▸ Exercise details
Find all lines in the listing that include the word "color", then copy them.

▸ Material provided
** Begin **

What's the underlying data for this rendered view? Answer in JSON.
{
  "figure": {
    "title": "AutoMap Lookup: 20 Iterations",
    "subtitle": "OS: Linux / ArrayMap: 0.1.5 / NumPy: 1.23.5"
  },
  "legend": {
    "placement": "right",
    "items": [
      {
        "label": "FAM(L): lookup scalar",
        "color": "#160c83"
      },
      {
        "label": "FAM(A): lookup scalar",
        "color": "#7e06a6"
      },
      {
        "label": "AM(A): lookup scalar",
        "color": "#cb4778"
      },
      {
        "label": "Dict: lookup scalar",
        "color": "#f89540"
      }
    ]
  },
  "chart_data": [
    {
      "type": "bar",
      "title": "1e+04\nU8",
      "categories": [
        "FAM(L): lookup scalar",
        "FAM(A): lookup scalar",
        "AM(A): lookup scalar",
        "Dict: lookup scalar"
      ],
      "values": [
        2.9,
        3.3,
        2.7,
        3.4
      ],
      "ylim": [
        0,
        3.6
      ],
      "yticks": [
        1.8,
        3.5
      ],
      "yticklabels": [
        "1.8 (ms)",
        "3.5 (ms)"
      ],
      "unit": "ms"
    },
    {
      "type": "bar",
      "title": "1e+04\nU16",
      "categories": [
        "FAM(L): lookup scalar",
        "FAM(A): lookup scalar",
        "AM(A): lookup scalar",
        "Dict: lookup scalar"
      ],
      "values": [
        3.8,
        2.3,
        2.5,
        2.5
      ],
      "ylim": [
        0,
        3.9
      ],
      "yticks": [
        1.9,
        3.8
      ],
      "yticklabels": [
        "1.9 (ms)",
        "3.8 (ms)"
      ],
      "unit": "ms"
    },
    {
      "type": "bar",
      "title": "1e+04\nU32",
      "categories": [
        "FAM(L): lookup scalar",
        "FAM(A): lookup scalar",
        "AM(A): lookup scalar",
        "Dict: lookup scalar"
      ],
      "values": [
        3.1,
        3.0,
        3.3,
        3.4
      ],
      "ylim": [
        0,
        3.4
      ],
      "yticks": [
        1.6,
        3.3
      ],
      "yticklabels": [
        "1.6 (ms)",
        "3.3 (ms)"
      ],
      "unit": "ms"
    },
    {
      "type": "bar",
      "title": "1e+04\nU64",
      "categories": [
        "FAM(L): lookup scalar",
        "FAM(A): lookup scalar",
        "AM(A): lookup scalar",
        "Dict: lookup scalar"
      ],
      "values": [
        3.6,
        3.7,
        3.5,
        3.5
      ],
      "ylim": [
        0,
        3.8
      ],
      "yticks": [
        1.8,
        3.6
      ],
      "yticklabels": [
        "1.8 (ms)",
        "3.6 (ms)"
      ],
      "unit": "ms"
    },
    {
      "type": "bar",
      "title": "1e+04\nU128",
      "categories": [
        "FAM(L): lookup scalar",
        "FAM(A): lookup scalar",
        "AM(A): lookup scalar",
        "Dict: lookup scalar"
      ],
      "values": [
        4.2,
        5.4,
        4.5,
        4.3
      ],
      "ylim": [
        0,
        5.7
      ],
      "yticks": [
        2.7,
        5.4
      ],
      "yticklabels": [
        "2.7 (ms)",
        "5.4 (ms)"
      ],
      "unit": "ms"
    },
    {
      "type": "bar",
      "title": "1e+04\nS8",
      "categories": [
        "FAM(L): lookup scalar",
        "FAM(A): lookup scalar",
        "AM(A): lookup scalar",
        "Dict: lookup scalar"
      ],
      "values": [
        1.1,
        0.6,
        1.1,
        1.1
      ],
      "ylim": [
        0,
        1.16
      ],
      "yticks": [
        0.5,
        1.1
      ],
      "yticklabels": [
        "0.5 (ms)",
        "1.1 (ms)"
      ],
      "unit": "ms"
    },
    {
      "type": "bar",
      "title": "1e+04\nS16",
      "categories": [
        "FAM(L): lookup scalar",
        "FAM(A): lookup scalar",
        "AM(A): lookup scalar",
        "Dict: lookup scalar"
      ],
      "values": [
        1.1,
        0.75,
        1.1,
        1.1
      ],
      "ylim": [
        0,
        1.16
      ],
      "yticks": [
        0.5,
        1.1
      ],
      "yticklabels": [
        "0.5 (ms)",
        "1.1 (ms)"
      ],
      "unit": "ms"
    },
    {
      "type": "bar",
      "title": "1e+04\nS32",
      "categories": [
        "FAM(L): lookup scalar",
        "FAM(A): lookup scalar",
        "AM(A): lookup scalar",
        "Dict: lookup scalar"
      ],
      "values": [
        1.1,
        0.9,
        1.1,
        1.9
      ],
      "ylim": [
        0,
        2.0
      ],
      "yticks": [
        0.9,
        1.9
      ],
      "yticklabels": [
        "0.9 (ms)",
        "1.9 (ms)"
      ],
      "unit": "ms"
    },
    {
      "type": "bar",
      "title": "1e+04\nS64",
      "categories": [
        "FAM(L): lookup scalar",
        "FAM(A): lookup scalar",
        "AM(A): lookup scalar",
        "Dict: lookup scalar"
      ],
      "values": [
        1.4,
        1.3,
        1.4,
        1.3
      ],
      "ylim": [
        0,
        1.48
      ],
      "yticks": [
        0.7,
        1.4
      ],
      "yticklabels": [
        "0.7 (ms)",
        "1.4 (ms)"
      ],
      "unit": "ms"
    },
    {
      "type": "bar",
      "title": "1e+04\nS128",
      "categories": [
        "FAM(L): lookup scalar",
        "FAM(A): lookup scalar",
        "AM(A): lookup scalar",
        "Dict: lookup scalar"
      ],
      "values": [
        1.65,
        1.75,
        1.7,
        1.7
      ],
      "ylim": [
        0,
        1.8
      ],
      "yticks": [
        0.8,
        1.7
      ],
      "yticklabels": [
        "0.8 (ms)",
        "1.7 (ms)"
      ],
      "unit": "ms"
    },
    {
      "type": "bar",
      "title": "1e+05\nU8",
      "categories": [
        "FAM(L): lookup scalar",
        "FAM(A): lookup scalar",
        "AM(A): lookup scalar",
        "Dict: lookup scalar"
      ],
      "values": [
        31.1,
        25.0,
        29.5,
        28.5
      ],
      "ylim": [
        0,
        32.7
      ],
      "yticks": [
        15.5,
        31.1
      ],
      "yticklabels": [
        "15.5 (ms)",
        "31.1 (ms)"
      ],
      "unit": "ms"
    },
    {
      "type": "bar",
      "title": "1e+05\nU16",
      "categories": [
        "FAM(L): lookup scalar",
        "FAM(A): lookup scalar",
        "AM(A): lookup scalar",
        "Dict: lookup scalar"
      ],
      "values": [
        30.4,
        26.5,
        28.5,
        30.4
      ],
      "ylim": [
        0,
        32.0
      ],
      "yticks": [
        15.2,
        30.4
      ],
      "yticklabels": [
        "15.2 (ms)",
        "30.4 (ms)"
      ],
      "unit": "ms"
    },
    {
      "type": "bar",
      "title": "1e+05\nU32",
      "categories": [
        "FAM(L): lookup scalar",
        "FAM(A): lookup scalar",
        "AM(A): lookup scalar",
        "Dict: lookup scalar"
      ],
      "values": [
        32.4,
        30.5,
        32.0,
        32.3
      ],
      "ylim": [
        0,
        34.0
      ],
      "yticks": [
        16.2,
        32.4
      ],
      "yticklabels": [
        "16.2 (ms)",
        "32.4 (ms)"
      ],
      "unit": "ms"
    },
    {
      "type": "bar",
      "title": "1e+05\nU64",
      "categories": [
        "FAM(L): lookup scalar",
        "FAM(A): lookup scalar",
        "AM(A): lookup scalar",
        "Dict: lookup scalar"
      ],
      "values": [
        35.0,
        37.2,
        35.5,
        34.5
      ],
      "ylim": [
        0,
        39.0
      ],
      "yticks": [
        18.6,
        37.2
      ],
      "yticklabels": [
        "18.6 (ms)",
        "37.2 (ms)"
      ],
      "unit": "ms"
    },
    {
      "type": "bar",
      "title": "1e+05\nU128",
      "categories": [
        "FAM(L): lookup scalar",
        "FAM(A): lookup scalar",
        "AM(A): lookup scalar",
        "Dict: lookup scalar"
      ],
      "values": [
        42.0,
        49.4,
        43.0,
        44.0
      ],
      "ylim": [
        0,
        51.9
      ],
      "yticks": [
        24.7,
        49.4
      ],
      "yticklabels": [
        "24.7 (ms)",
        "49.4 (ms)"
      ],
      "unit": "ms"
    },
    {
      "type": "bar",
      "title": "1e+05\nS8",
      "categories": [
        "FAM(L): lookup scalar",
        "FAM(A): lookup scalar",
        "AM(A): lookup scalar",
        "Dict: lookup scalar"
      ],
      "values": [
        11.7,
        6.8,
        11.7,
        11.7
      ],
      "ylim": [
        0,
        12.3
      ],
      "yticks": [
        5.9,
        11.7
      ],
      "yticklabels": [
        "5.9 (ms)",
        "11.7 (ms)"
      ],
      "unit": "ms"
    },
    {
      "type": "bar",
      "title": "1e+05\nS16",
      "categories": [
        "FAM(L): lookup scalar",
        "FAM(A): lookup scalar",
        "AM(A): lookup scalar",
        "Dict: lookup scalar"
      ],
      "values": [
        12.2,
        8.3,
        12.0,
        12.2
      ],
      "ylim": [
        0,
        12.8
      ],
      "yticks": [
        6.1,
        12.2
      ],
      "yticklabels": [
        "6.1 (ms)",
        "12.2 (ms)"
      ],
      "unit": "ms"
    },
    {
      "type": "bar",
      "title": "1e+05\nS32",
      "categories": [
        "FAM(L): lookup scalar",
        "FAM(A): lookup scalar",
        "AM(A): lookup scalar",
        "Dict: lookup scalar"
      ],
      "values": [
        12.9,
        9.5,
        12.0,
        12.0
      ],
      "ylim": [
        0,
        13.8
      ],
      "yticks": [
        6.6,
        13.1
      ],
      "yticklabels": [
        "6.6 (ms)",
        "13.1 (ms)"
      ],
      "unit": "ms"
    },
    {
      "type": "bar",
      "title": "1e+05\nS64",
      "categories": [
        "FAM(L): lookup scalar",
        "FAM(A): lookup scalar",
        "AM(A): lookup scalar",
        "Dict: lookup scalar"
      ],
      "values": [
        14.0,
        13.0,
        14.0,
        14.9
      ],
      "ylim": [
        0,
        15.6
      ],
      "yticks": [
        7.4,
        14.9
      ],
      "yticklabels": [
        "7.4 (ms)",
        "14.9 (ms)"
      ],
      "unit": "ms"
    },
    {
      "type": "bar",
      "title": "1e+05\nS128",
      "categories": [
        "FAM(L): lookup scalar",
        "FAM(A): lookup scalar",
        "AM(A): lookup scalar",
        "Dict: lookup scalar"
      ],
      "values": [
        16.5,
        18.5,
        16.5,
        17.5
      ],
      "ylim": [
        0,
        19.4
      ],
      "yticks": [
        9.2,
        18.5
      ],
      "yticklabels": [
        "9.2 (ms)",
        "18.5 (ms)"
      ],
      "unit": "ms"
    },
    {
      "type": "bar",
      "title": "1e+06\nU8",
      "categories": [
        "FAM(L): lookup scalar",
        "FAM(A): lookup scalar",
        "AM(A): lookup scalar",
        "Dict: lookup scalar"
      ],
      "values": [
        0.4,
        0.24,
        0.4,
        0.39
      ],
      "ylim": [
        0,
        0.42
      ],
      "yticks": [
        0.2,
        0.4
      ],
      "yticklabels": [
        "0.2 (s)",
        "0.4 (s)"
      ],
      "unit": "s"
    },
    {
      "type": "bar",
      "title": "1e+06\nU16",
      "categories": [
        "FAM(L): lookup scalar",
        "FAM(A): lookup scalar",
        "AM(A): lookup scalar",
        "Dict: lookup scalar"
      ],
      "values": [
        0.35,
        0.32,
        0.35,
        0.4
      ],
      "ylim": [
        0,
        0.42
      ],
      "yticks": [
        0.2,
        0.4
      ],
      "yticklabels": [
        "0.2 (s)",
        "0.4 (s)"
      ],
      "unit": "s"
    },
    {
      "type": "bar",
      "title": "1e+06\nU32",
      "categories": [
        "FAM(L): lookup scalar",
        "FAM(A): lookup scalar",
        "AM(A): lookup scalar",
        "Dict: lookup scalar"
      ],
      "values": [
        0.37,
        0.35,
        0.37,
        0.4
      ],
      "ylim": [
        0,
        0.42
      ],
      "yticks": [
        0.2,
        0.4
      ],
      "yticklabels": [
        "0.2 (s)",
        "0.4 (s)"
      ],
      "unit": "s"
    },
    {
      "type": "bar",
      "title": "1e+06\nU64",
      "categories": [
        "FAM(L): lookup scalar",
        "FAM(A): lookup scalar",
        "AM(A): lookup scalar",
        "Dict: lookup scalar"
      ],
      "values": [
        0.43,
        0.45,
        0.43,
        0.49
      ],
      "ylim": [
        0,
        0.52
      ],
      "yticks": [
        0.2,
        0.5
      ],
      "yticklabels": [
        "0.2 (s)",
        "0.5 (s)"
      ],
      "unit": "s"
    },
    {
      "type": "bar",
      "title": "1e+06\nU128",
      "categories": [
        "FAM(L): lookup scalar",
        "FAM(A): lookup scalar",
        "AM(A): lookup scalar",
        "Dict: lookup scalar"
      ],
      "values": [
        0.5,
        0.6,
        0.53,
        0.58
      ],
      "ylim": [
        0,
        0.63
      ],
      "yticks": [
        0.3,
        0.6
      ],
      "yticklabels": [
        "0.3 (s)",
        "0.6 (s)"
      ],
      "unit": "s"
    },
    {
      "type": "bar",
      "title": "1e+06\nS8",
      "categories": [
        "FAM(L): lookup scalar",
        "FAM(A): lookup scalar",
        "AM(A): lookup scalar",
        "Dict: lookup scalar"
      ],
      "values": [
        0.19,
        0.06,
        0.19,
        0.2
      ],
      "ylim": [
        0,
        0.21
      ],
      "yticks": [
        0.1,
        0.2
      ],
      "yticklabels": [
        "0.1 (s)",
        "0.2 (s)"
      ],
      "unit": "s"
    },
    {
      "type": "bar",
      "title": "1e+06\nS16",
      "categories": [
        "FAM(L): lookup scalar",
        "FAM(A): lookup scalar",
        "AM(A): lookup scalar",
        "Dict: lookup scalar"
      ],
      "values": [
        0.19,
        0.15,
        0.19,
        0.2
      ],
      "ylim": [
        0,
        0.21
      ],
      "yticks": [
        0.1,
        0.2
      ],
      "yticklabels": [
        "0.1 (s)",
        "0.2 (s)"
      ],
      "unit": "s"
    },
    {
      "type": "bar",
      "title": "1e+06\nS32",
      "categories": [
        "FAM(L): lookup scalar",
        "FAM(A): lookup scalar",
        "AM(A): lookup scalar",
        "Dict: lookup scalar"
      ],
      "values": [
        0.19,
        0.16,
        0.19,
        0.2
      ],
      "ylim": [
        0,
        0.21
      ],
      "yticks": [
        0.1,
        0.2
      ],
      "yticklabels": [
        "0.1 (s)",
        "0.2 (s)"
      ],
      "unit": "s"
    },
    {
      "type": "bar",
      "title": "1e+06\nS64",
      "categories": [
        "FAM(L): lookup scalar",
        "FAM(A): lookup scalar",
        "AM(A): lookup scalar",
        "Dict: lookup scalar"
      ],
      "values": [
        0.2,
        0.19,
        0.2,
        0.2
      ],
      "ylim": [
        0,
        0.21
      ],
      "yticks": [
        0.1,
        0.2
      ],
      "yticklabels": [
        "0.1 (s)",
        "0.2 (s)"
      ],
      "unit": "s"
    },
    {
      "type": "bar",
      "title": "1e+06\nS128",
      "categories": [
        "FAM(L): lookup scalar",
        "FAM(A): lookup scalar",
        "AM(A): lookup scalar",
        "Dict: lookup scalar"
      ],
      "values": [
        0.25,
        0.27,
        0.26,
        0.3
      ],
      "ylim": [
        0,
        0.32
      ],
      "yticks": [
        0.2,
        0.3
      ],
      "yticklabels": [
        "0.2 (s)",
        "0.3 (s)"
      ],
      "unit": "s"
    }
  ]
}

** End **

▸ Full answer
        "color": "#160c83"
        "color": "#7e06a6"
        "color": "#cb4778"
        "color": "#f89540"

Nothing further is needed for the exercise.